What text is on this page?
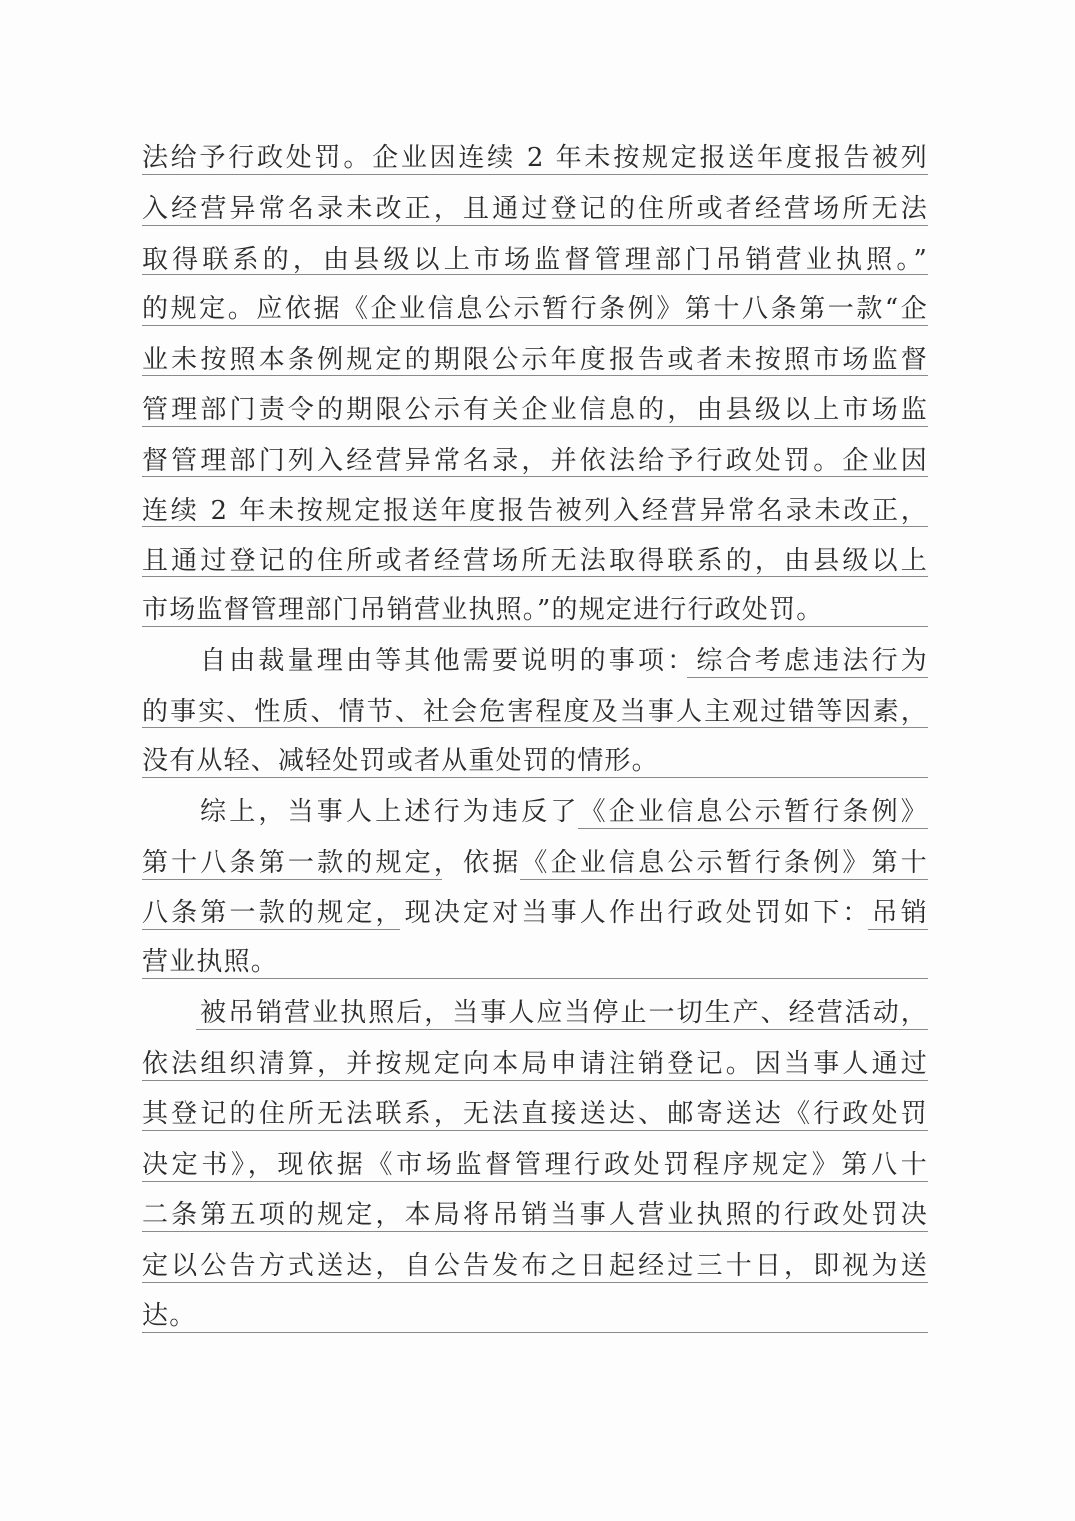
法给予行政处罚。企业因连续 2 年未按规定报送年度报告被列
入经营异常名录未改正，且通过登记的住所或者经营场所无法
取得联系的，由县级以上市场监督管理部门吊销营业执照。”
的规定。应依据《企业信息公示暂行条例》第十八条第一款“企
业未按照本条例规定的期限公示年度报告或者未按照市场监督
管理部门责令的期限公示有关企业信息的，由县级以上市场监
督管理部门列入经营异常名录，并依法给予行政处罚。企业因
连续 2 年未按规定报送年度报告被列入经营异常名录未改正，
且通过登记的住所或者经营场所无法取得联系的，由县级以上
市场监督管理部门吊销营业执照。”的规定进行行政处罚。
自由裁量理由等其他需要说明的事项：综合考虑违法行为
的事实、性质、情节、社会危害程度及当事人主观过错等因素，
没有从轻、减轻处罚或者从重处罚的情形。
综上，当事人上述行为违反了《企业信息公示暂行条例》
第十八条第一款的规定，依据《企业信息公示暂行条例》第十
八条第一款的规定，现决定对当事人作出行政处罚如下：吊销
营业执照。
被吊销营业执照后，当事人应当停止一切生产、经营活动，
依法组织清算，并按规定向本局申请注销登记。因当事人通过
其登记的住所无法联系，无法直接送达、邮寄送达《行政处罚
决定书》，现依据《市场监督管理行政处罚程序规定》第八十
二条第五项的规定，本局将吊销当事人营业执照的行政处罚决
定以公告方式送达，自公告发布之日起经过三十日，即视为送
达。
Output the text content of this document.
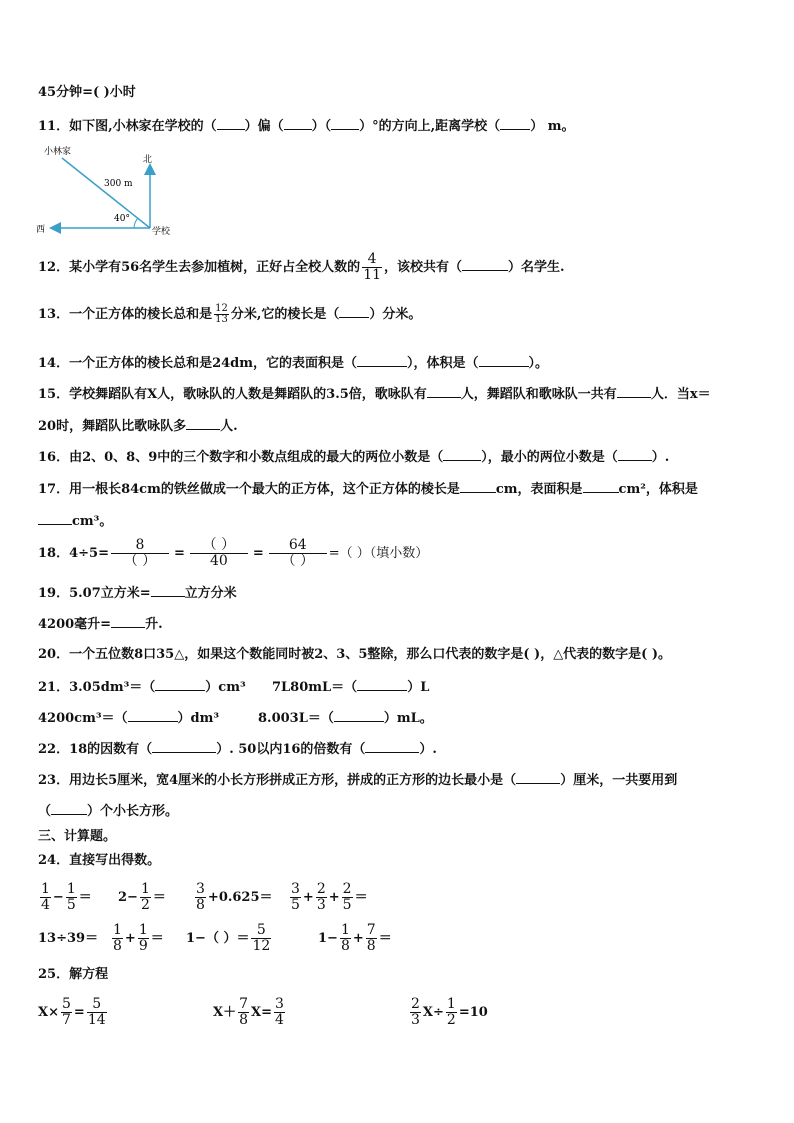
45分钟=( )小时
11．如下图,小林家在学校的（ ）偏（ ）（ ）°的方向上,距离学校（ ） m。
小林家
北
西	学校
300 m
40°
12．某小学有56名学生去参加植树，正好占全校人数的 $\frac{4}{11}$ ，该校共有（	）名学生.
13．一个正方体的棱长总和是 $\frac{12}{13}$ 分米,它的棱长是（ ）分米。
14．一个正方体的棱长总和是24dm，它的表面积是（	），体积是（	）。
15．学校舞蹈队有X人，歌咏队的人数是舞蹈队的3.5倍，歌咏队有	人，舞蹈队和歌咏队一共有	人．当x＝
20时，舞蹈队比歌咏队多	人.
16．由2、0、8、9中的三个数字和小数点组成的最大的两位小数是（	），最小的两位小数是（	）.
17．用一根长84cm的铁丝做成一个最大的正方体，这个正方体的棱长是	cm，表面积是	cm²，体积是
cm³。
18．$4\div 5= \frac{8}{( )} = \frac{( )}{40} = \frac{64}{( )}$ =（ ）（填小数）
19．5.07立方米=	立方分米
4200毫升=	升.
20．一个五位数8口35△，如果这个数能同时被2、3、5整除，那么口代表的数字是( )，△代表的数字是( )。
21．3.05dm³＝（	）cm³ 7L80mL＝（	）L
4200cm³＝（	）dm³	8.003L＝（	）mL。
22．18的因数有（	）. 50以内16的倍数有（	）.
23．用边长5厘米，宽4厘米的小长方形拼成正方形，拼成的正方形的边长最小是（	）厘米，一共要用到
（	）个小长方形。
三、计算题。
24．直接写出得数。
$\frac{1}{4} - \frac{1}{5} = 2- \frac{1}{2} = \frac{3}{8} +0.625= \frac{3}{5} + \frac{2}{3} + \frac{2}{5}$ ＝
$13\div 39= \frac{1}{8} + \frac{1}{9} = 1-$（ ）＝ $\frac{5}{12}$	$1- \frac{1}{8} + \frac{7}{8}$ ＝
25．解方程
$X\times \frac{5}{7} = \frac{5}{14}$	$X+ \frac{7}{8} X= \frac{3}{4}$	$\frac{2}{3} X\div \frac{1}{2} =10$
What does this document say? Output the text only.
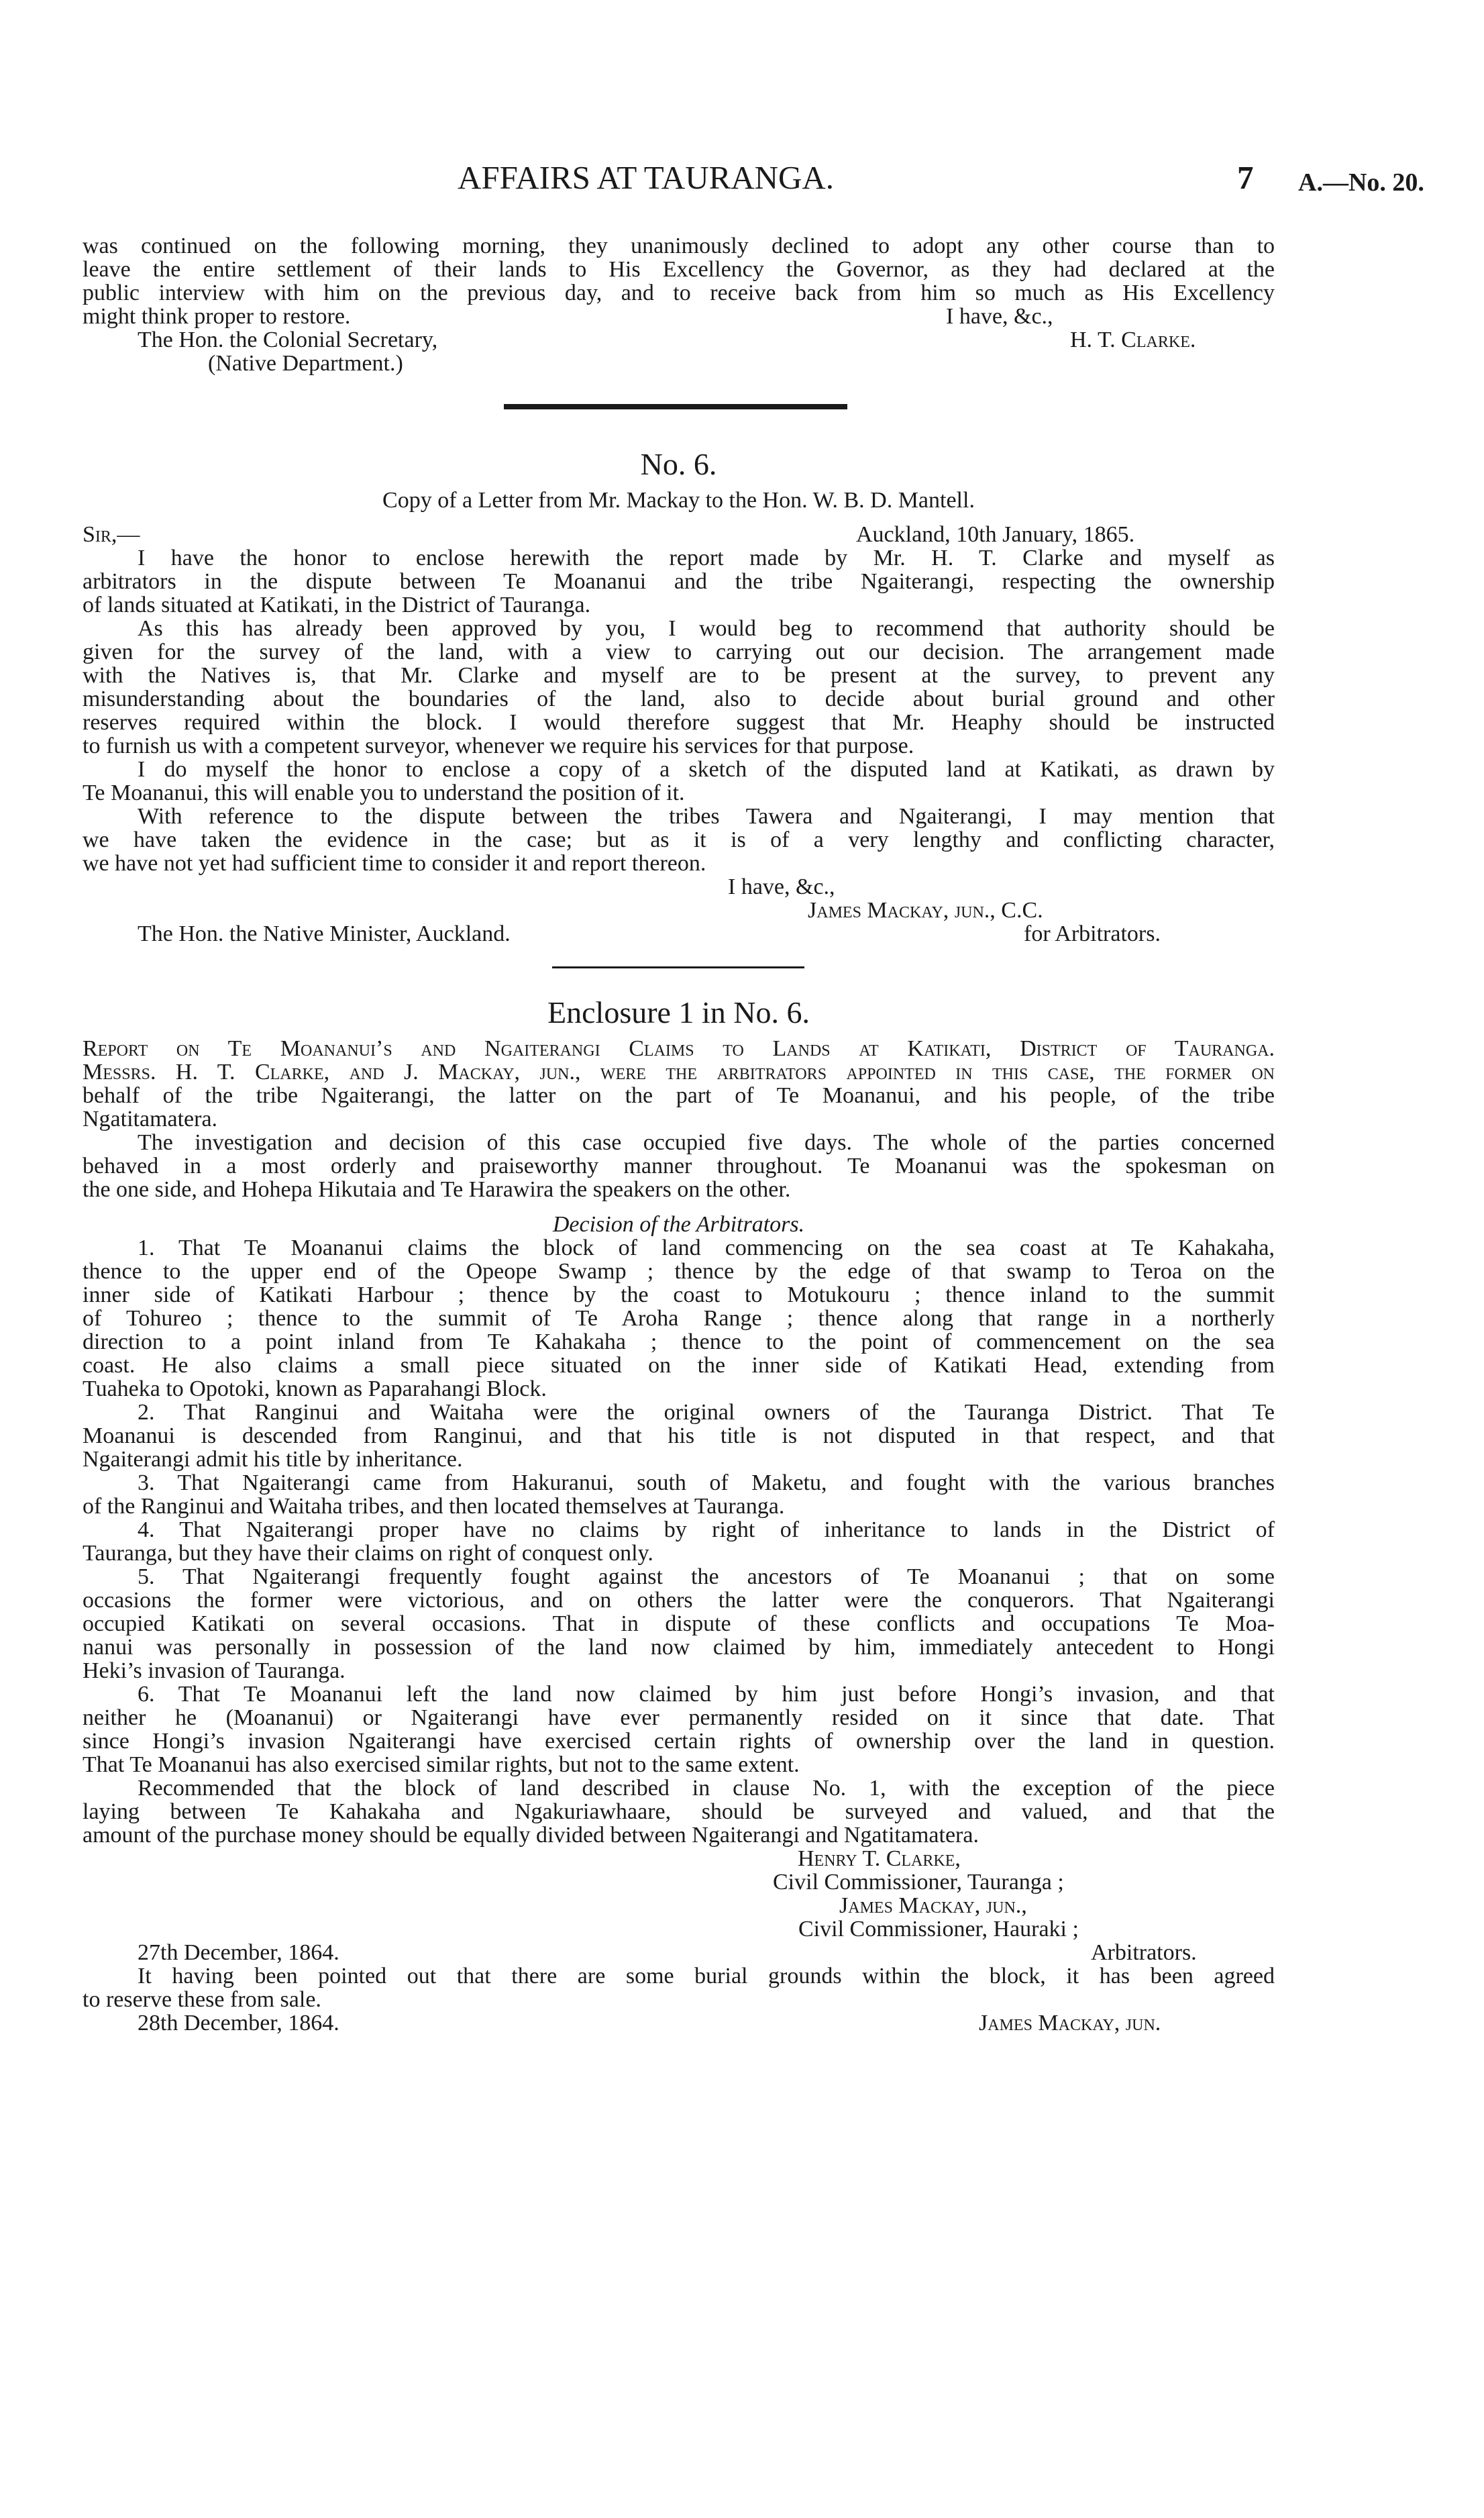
AFFAIRS AT TAURANGA.	7 A.—No. 20.
was continued on the following morning, they unanimously declined to adopt any other course than to
leave the entire settlement of their lands to His Excellency the Governor, as they had declared at the
public interview with him on the previous day, and to receive back from him so much as His Excellency
might think proper to restore.	I have, &c.,
The Hon. the Colonial Secretary,	H. T. Clarke.
(Native Department.)
No. 6.
Copy of a Letter from Mr. Mackay to the Hon. W. B. D. Mantell.
Sir,—	Auckland, 10th January, 1865.
I have the honor to enclose herewith the report made by Mr. H. T. Clarke and myself as
arbitrators in the dispute between Te Moananui and the tribe Ngaiterangi, respecting the ownership
of lands situated at Katikati, in the District of Tauranga.
As this has already been approved by you, I would beg to recommend that authority should be
given for the survey of the land, with a view to carrying out our decision. The arrangement made
with the Natives is, that Mr. Clarke and myself are to be present at the survey, to prevent any
misunderstanding about the boundaries of the land, also to decide about burial ground and other
reserves required within the block. I would therefore suggest that Mr. Heaphy should be instructed
to furnish us with a competent surveyor, whenever we require his services for that purpose.
I do myself the honor to enclose a copy of a sketch of the disputed land at Katikati, as drawn by
Te Moananui, this will enable you to understand the position of it.
With reference to the dispute between the tribes Tawera and Ngaiterangi, I may mention that
we have taken the evidence in the case; but as it is of a very lengthy and conflicting character,
we have not yet had sufficient time to consider it and report thereon.
I have, &c.,
James Mackay, jun., C.C.
The Hon. the Native Minister, Auckland.	for Arbitrators.
Enclosure 1 in No. 6.
Report on Te Moananui’s and Ngaiterangi Claims to Lands at Katikati, District of Tauranga.
Messrs. H. T. Clarke, and J. Mackay, jun., were the arbitrators appointed in this case, the former on
behalf of the tribe Ngaiterangi, the latter on the part of Te Moananui, and his people, of the tribe
Ngatitamatera.
The investigation and decision of this case occupied five days. The whole of the parties concerned
behaved in a most orderly and praiseworthy manner throughout. Te Moananui was the spokesman on
the one side, and Hohepa Hikutaia and Te Harawira the speakers on the other.
Decision of the Arbitrators.
1. That Te Moananui claims the block of land commencing on the sea coast at Te Kahakaha,
thence to the upper end of the Opeope Swamp ; thence by the edge of that swamp to Teroa on the
inner side of Katikati Harbour ; thence by the coast to Motukouru ; thence inland to the summit
of Tohureo ; thence to the summit of Te Aroha Range ; thence along that range in a northerly
direction to a point inland from Te Kahakaha ; thence to the point of commencement on the sea
coast. He also claims a small piece situated on the inner side of Katikati Head, extending from
Tuaheka to Opotoki, known as Paparahangi Block.
2. That Ranginui and Waitaha were the original owners of the Tauranga District. That Te
Moananui is descended from Ranginui, and that his title is not disputed in that respect, and that
Ngaiterangi admit his title by inheritance.
3. That Ngaiterangi came from Hakuranui, south of Maketu, and fought with the various branches
of the Ranginui and Waitaha tribes, and then located themselves at Tauranga.
4. That Ngaiterangi proper have no claims by right of inheritance to lands in the District of
Tauranga, but they have their claims on right of conquest only.
5. That Ngaiterangi frequently fought against the ancestors of Te Moananui ; that on some
occasions the former were victorious, and on others the latter were the conquerors. That Ngaiterangi
occupied Katikati on several occasions. That in dispute of these conflicts and occupations Te Moa-
nanui was personally in possession of the land now claimed by him, immediately antecedent to Hongi
Heki’s invasion of Tauranga.
6. That Te Moananui left the land now claimed by him just before Hongi’s invasion, and that
neither he (Moananui) or Ngaiterangi have ever permanently resided on it since that date. That
since Hongi’s invasion Ngaiterangi have exercised certain rights of ownership over the land in question.
That Te Moananui has also exercised similar rights, but not to the same extent.
Recommended that the block of land described in clause No. 1, with the exception of the piece
laying between Te Kahakaha and Ngakuriawhaare, should be surveyed and valued, and that the
amount of the purchase money should be equally divided between Ngaiterangi and Ngatitamatera.
Henry T. Clarke,
Civil Commissioner, Tauranga ;
James Mackay, jun.,
Civil Commissioner, Hauraki ;
27th December, 1864.	Arbitrators.
It having been pointed out that there are some burial grounds within the block, it has been agreed
to reserve these from sale.
28th December, 1864.	James Mackay, jun.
::::::::
◆ Task: Report all lines of the data that include the word "Civil".

◆ Written solution:
Civil Commissioner, Tauranga ;
Civil Commissioner, Hauraki ;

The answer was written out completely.